(Extracted data entries)
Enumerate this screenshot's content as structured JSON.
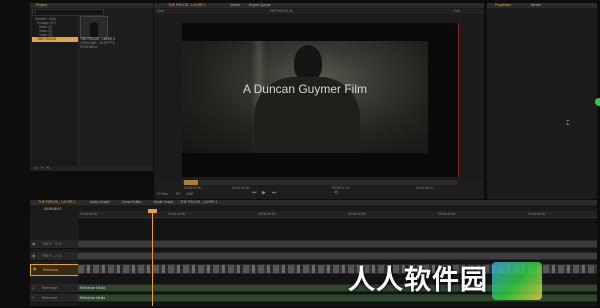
{
  "project_panel": {
    "tab_label": "Project",
    "search_placeholder": "",
    "tree": [
      {
        "label": "Untitled / DAN",
        "selected": false
      },
      {
        "label": "Footage (27)",
        "selected": false
      },
      {
        "label": "Video (1)",
        "selected": false
      },
      {
        "label": "Video (2)",
        "selected": false
      },
      {
        "label": "Video (3)",
        "selected": false
      },
      {
        "label": "THE FIELDS",
        "selected": true
      }
    ],
    "item_title": "THE FIELDS - LAYER 1",
    "item_meta": [
      "1920x1080 - 25.00 FPS",
      "00:00:58:10"
    ]
  },
  "viewer": {
    "tabs": [
      "THE FIELDS - LAYER 1",
      "Viewer",
      "Export Queue"
    ],
    "toolbar_left": "Cine",
    "toolbar_mid": "THE FIELDS 01",
    "toolbar_right": "Full",
    "film_title": "A Duncan Guymer Film",
    "timecodes": [
      "00:00:00:00",
      "00:00:00:00",
      "00:00:07:10",
      "00:00:58:10"
    ],
    "bottom_left": [
      "Fit Size",
      "FX",
      "Orbit"
    ]
  },
  "properties_panel": {
    "tabs": [
      "Properties",
      "Media"
    ]
  },
  "timeline": {
    "tabs": [
      "THE FIELDS - LAYER 1",
      "Audio Graph",
      "Curve Editor",
      "Node Graph",
      "THE FIELDS - LAYER 1"
    ],
    "current_time": "00:00:58:10",
    "ruler_marks": [
      "00:00:00:00",
      "00:00:10:00",
      "00:00:20:00",
      "00:00:30:00",
      "00:00:40:00",
      "00:00:50:00"
    ],
    "tracks": [
      {
        "label": "THE F... 3 / 3",
        "highlight": false
      },
      {
        "label": "THE F... 2 / 3",
        "highlight": false
      },
      {
        "label": "Reference",
        "highlight": true
      },
      {
        "label": "Reference",
        "highlight": false
      },
      {
        "label": "Reference",
        "highlight": false
      }
    ],
    "track_suffix": "Reference Media"
  },
  "watermark": {
    "text": "人人软件园"
  },
  "colors": {
    "accent": "#e8a040",
    "playhead": "#d03030",
    "bg": "#0d0d0d",
    "panel": "#1e1e1e",
    "green_dot": "#2ecc40"
  }
}
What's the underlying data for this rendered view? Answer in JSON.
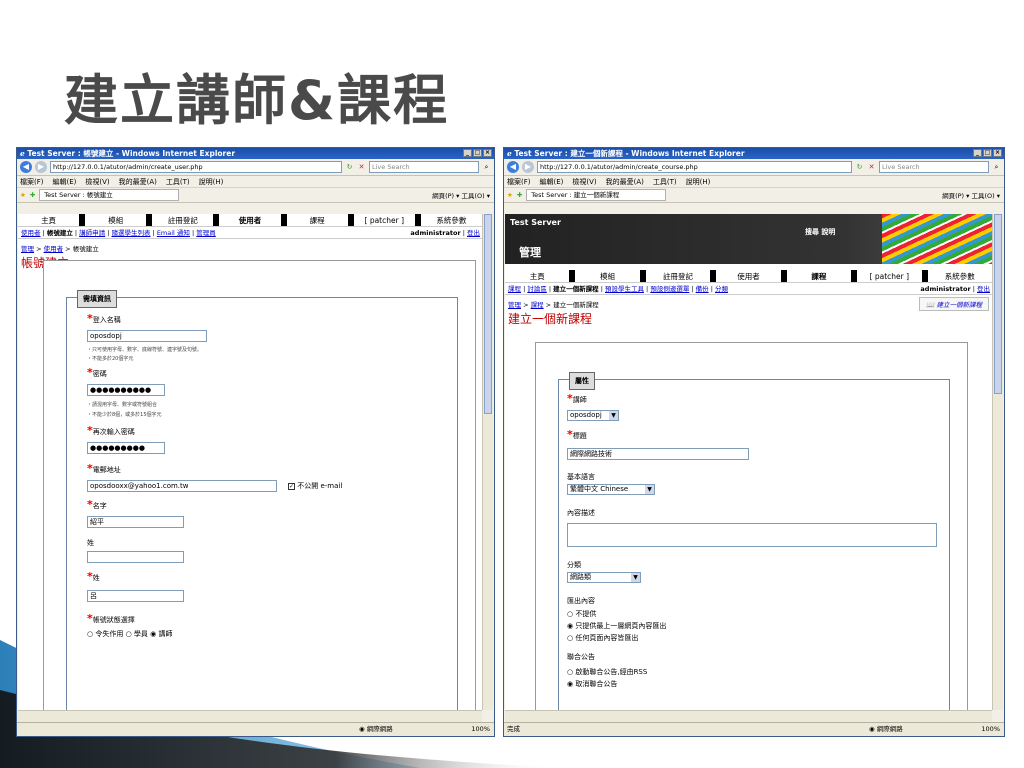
{
  "slide": {
    "title": "建立講師&課程"
  },
  "browser_common": {
    "search_placeholder": "Live Search",
    "menu": [
      "檔案(F)",
      "編輯(E)",
      "檢視(V)",
      "我的最愛(A)",
      "工具(T)",
      "說明(H)"
    ],
    "fav_tools": "網頁(P) ▾ 工具(O) ▾",
    "zone": "網際網路",
    "zoom": "100%"
  },
  "left": {
    "window_title": "Test Server : 帳號建立 - Windows Internet Explorer",
    "url": "http://127.0.0.1/atutor/admin/create_user.php",
    "tab": "Test Server : 帳號建立",
    "status": "",
    "nav": [
      "主頁",
      "模組",
      "註冊登記",
      "使用者",
      "課程",
      "[ patcher ]",
      "系統參數"
    ],
    "subnav": {
      "users": "使用者",
      "create": "帳號建立",
      "instructor_apps": "講師申請",
      "master_list": "隨選學生列表",
      "email": "Email 通知",
      "admins": "管理員"
    },
    "user": "administrator",
    "logout": "登出",
    "crumb": {
      "admin": "管理",
      "users": "使用者",
      "current": "帳號建立"
    },
    "page_title": "帳號建立",
    "legend": "需填資訊",
    "login_label": "登入名稱",
    "login_value": "oposdopj",
    "login_hint1": "・只可使用字母、數字、底線符號、連字號及句號。",
    "login_hint2": "・不能多於20個字元",
    "password_label": "密碼",
    "password_value": "●●●●●●●●●●",
    "password_hint1": "・請混用字母、數字或符號組合",
    "password_hint2": "・不能少於8個，或多於15個字元",
    "password2_label": "再次輸入密碼",
    "password2_value": "●●●●●●●●●",
    "email_label": "電郵地址",
    "email_value": "oposdooxx@yahoo1.com.tw",
    "email_private": "不公開 e-mail",
    "firstname_label": "名字",
    "firstname_value": "紹平",
    "middle_label": "姓",
    "middle_value": "",
    "lastname_label": "姓",
    "lastname_value": "呂",
    "status_label": "帳號狀態選擇",
    "status_options": [
      "令失作用",
      "學員",
      "講師"
    ]
  },
  "right": {
    "window_title": "Test Server : 建立一個新課程 - Windows Internet Explorer",
    "url": "http://127.0.0.1/atutor/admin/create_course.php",
    "tab": "Test Server : 建立一個新課程",
    "status": "完成",
    "banner_server": "Test Server",
    "banner_links": "搜尋  說明",
    "banner_mgmt": "管理",
    "nav": [
      "主頁",
      "模組",
      "註冊登記",
      "使用者",
      "課程",
      "[ patcher ]",
      "系統參數"
    ],
    "subnav": {
      "courses": "課程",
      "forums": "討論區",
      "create": "建立一個新課程",
      "default_tools": "預設學生工具",
      "default_blocks": "預設側邊選單",
      "backups": "備份",
      "categories": "分類"
    },
    "user": "administrator",
    "logout": "登出",
    "crumb": {
      "admin": "管理",
      "courses": "課程",
      "current": "建立一個新課程"
    },
    "wizard": "建立一個新課程",
    "page_title": "建立一個新課程",
    "legend": "屬性",
    "instructor_label": "講師",
    "instructor_value": "oposdopj",
    "title_label": "標題",
    "title_value": "網際網路技術",
    "lang_label": "基本語言",
    "lang_value": "繁體中文  Chinese",
    "desc_label": "內容描述",
    "cat_label": "分類",
    "cat_value": "網路類",
    "export_label": "匯出內容",
    "export_options": [
      "不提供",
      "只提供最上一層網頁內容匯出",
      "任何頁面內容皆匯出"
    ],
    "syndicate_label": "聯合公告",
    "syndicate_options": [
      "啟動聯合公告,經由RSS",
      "取消聯合公告"
    ]
  }
}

Task details
Report every line containing the word "Media" from the listing above.

Result below
      "Media"
    "track_suffix": "Reference Media"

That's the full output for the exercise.